[START OF Excerpted data]

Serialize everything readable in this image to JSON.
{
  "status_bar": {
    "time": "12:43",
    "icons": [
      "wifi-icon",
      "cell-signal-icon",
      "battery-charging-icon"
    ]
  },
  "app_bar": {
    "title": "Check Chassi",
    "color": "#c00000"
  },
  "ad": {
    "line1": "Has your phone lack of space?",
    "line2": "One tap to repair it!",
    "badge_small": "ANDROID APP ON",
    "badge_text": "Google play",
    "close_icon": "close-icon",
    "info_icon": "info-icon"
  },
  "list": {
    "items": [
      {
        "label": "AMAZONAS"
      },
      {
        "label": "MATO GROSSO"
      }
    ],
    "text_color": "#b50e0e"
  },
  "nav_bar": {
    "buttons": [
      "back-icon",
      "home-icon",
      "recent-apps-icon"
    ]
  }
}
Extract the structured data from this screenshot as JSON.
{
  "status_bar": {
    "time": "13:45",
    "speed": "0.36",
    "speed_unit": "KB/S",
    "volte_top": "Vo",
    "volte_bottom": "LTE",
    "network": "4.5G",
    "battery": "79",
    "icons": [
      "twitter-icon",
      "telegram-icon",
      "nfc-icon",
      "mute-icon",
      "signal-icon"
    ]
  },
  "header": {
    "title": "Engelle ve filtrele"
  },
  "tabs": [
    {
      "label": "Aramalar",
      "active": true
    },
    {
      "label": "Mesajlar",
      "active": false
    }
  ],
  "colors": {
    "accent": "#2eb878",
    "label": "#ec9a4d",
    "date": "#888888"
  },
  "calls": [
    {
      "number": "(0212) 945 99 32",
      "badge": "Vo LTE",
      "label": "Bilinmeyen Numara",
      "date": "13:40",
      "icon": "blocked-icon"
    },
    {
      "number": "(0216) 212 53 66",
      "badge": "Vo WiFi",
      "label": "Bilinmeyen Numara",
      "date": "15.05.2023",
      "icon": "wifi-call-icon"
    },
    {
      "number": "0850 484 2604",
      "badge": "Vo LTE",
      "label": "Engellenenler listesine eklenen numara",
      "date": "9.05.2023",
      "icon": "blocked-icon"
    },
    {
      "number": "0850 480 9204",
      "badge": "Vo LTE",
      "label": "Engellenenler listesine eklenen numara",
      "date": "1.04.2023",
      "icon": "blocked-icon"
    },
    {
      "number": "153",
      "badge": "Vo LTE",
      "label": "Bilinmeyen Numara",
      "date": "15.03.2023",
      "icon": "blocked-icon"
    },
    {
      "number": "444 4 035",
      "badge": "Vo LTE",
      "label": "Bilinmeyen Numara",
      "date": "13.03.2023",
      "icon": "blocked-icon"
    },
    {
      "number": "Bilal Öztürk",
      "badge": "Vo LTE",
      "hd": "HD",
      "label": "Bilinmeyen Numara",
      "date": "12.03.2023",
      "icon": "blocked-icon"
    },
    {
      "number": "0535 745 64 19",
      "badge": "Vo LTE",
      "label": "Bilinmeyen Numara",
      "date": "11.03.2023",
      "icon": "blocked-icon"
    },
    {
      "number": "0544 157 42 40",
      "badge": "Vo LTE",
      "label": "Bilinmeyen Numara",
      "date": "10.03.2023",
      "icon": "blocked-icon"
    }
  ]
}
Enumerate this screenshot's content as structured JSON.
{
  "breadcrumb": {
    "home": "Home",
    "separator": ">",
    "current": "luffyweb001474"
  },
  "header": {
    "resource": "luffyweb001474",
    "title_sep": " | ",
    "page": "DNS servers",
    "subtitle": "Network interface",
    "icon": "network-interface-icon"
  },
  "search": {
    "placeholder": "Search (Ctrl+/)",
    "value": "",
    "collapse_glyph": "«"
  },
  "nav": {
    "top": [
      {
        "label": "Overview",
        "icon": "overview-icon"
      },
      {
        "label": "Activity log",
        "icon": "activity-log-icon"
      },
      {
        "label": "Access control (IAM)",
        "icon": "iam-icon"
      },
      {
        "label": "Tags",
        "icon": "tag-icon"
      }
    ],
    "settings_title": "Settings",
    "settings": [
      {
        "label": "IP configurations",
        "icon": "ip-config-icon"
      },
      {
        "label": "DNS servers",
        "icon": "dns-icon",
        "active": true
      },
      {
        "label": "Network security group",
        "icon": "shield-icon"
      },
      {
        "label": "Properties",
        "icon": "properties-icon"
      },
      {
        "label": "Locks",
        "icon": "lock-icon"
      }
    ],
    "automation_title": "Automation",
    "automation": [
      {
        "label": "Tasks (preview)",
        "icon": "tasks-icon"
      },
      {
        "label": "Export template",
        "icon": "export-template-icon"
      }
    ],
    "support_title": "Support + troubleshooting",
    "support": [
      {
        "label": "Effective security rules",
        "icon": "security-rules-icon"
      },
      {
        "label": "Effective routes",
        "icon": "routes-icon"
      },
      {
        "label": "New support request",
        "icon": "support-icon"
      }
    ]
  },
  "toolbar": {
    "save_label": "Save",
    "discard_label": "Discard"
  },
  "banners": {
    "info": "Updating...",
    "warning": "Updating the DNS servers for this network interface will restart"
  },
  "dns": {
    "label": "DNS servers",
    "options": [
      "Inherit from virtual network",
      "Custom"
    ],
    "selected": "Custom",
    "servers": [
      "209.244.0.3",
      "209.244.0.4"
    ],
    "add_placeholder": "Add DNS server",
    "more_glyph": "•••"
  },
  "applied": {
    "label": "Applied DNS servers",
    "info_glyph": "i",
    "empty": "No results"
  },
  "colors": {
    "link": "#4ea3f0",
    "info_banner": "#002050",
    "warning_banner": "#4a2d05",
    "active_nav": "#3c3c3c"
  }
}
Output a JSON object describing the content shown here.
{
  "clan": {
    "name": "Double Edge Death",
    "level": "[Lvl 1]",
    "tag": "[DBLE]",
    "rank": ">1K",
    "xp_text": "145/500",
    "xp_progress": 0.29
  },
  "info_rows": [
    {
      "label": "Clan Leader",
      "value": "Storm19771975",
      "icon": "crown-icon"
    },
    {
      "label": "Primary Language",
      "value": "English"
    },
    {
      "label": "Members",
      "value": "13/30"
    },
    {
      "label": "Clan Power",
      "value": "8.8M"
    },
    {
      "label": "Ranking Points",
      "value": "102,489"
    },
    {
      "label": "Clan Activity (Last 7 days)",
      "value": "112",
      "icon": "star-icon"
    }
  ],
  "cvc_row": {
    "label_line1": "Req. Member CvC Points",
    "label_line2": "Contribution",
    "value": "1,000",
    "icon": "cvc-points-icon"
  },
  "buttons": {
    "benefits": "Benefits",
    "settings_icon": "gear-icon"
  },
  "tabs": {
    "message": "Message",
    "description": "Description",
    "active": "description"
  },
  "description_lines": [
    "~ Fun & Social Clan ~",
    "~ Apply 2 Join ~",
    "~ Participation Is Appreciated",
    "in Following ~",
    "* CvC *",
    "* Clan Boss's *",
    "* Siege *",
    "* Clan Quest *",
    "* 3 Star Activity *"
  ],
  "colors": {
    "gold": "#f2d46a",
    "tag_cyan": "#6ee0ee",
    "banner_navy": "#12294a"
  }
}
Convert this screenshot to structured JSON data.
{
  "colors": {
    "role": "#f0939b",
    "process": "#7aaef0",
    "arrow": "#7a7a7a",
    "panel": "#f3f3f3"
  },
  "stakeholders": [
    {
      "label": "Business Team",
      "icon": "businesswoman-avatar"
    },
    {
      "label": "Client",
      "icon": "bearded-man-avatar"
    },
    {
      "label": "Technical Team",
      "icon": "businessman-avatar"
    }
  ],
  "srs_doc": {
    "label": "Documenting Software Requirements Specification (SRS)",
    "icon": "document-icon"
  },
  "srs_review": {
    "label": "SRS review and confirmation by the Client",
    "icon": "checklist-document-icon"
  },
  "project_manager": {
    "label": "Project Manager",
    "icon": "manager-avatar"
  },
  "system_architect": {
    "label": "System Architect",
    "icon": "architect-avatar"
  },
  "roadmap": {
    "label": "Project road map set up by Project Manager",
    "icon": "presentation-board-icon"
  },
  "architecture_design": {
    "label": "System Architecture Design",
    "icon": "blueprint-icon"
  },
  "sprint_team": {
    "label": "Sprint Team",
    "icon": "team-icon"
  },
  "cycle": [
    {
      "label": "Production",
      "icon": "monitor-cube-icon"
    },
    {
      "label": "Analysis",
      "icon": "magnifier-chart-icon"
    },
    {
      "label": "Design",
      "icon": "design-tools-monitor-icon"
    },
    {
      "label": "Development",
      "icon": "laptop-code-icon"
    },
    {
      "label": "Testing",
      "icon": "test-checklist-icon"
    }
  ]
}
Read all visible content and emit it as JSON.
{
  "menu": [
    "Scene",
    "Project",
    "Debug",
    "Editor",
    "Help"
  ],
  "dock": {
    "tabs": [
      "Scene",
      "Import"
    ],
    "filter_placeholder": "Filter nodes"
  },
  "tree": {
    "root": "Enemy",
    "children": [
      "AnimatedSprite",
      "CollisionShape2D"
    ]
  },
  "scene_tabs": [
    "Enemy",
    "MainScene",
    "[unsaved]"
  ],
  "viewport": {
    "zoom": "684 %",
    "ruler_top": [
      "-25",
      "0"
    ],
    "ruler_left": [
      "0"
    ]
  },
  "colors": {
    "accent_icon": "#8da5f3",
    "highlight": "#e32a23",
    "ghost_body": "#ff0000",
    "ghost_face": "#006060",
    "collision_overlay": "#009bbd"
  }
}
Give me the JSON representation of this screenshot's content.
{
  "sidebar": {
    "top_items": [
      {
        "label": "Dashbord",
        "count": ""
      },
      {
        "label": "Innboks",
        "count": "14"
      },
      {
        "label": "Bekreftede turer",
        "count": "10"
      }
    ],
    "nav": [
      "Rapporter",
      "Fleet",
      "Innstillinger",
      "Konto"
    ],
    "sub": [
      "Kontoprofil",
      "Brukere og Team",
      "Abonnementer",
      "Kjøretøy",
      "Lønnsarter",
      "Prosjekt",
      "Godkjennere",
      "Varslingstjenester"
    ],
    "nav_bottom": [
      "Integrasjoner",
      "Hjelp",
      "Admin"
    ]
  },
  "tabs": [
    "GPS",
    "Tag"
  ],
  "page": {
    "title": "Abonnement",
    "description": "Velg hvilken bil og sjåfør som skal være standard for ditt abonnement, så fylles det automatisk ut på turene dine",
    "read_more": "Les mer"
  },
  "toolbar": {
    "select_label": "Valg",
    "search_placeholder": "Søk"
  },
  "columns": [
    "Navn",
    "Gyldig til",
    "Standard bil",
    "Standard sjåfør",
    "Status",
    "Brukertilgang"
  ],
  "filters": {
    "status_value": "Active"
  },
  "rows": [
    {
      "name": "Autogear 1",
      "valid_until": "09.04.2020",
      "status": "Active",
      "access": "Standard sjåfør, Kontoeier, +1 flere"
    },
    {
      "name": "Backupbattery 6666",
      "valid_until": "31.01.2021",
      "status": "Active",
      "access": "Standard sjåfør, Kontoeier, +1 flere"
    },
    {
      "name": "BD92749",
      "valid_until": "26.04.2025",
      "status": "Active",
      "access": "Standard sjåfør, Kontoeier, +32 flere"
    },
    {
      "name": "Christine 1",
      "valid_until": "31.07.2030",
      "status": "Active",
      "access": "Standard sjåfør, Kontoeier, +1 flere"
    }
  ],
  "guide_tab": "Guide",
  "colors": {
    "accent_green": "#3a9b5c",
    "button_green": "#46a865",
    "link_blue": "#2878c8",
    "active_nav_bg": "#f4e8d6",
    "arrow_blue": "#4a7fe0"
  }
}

[END OF Excerpted data]

Aim of the exercise: Of the lines in the entries, how many include the word "rules"? State only the number.

Result: 2